Count every line below in which "aria" occurs, then give only the count.
— Begin RECORDS FOR THIS TASK —
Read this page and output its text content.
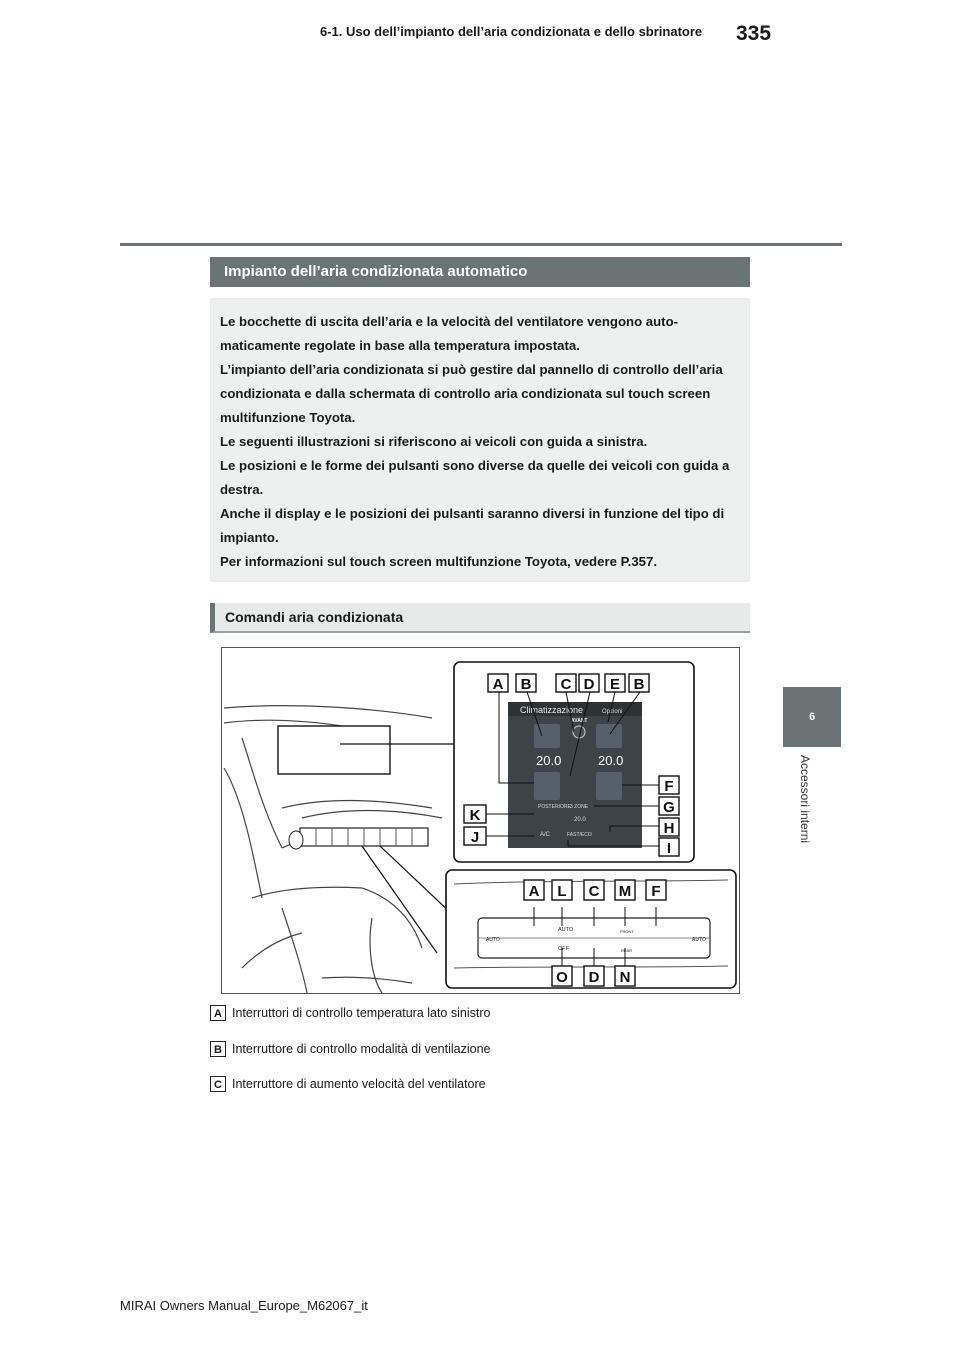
335
6-1. Uso dell’impianto dell’aria condizionata e dello sbrinatore
6
Accessori interni
Impianto dell’aria condizionata automatico

Le bocchette di uscita dell’aria e la velocità del ventilatore vengono auto-maticamente regolate in base alla temperatura impostata.

L’impianto dell’aria condizionata si può gestire dal pannello di controllo dell’aria condizionata e dalla schermata di controllo aria condizionata sul touch screen multifunzione Toyota.

Le seguenti illustrazioni si riferiscono ai veicoli con guida a sinistra.

Le posizioni e le forme dei pulsanti sono diverse da quelle dei veicoli con guida a destra.

Anche il display e le posizioni dei pulsanti saranno diversi in funzione del tipo di impianto.

Per informazioni sul touch screen multifunzione Toyota, vedere P.357.

Comandi aria condizionata
Climatizzazione	Opzioni
AVANT
20.0	20.0
POSTERIORE 3 ZONE
20.0
A/C	FAST/ECO
AUTO	AUTO
AUTO
OFF
FRONT
REAR
A B C D E B
F
G
H
I
K
J
A L C M F
O D N
A Interruttori di controllo temperatura lato sinistro
B Interruttore di controllo modalità di ventilazione
C Interruttore di aumento velocità del ventilatore
MIRAI Owners Manual_Europe_M62067_it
— End RECORDS FOR THIS TASK —
FINISHED EXERCISE:
5